AIM OF THE TASK ->
Tally the lines that contain the string "قذفة" and give the number by itself.

DATA RECORDS ->
★ ★ ★ ★ ★ ★ ★

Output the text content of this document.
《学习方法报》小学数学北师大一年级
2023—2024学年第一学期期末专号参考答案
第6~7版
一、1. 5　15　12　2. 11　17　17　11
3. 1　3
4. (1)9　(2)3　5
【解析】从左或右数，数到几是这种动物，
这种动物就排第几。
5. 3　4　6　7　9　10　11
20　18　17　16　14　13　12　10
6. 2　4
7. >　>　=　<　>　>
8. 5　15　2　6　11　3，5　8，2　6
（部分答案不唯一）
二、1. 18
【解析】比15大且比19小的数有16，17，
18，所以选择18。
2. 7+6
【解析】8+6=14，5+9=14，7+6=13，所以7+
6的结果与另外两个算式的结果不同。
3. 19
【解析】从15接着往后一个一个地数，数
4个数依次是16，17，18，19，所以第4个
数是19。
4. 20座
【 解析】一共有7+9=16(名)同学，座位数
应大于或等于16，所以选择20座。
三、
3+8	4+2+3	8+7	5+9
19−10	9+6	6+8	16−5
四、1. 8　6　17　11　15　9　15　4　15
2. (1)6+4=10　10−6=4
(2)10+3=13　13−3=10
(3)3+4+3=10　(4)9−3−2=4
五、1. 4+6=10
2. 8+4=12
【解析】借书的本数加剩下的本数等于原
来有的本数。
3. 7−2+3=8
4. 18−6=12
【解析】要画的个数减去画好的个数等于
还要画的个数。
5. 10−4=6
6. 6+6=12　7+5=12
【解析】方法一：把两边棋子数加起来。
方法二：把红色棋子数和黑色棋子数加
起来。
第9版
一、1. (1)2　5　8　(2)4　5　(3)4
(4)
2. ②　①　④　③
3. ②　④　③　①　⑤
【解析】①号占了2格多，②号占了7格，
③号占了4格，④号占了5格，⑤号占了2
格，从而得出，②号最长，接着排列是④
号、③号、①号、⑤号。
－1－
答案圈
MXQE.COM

★ ★ ★ ★ ★ ★ ★

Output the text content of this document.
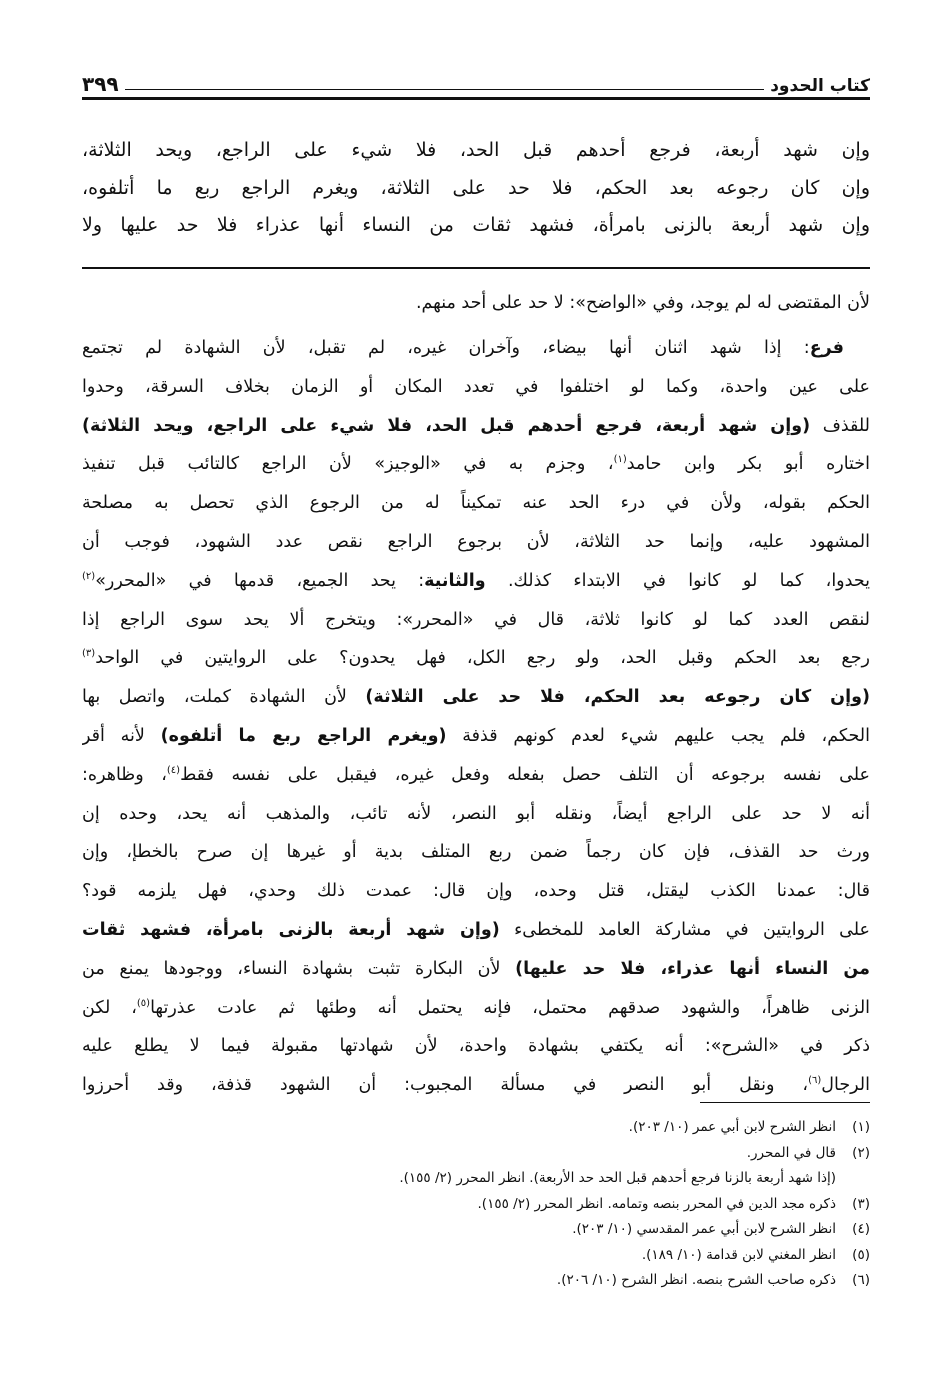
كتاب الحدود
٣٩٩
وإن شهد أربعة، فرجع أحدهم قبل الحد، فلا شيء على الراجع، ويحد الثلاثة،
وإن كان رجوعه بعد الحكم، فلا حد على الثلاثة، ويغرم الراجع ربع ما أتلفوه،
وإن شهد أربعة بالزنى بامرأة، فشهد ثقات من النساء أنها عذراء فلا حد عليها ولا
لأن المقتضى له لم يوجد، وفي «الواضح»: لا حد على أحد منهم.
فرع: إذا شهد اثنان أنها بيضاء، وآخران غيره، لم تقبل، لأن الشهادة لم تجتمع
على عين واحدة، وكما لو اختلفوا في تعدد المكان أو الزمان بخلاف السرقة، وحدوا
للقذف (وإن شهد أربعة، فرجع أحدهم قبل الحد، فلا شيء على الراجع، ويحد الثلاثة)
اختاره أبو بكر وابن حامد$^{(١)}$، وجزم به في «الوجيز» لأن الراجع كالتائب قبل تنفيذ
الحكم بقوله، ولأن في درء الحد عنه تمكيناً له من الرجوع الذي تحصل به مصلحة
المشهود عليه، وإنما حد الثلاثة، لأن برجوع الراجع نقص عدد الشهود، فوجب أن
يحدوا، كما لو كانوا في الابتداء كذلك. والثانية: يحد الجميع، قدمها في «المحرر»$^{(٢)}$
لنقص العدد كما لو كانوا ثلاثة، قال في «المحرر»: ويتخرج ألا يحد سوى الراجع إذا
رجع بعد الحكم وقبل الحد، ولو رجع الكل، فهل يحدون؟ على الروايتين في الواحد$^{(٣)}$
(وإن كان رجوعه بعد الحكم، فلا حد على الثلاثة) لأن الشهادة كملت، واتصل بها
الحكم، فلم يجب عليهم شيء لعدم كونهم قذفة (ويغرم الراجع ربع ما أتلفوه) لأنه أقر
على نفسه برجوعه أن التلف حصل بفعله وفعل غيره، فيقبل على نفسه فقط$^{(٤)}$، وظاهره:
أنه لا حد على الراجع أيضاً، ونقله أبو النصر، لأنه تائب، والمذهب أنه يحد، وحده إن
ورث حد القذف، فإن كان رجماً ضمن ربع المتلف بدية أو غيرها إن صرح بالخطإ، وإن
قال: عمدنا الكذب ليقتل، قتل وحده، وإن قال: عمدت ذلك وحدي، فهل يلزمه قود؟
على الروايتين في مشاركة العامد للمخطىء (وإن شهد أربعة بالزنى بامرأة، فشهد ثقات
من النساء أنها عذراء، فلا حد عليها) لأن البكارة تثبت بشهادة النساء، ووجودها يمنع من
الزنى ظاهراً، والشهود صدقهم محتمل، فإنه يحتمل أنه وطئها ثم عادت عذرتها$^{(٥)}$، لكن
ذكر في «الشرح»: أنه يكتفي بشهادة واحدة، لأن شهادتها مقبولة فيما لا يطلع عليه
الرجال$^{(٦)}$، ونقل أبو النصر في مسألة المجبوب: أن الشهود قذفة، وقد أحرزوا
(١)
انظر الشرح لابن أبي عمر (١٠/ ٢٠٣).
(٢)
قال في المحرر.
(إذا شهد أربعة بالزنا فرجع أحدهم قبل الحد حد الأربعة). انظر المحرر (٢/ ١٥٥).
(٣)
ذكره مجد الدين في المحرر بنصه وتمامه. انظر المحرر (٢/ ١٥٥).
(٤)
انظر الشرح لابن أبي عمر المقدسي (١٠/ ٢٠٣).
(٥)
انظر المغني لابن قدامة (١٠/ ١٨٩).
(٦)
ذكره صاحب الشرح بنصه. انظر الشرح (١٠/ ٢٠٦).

★ ★ ★ ★ ★ ★ ★

EXERCISE RESULT ->
2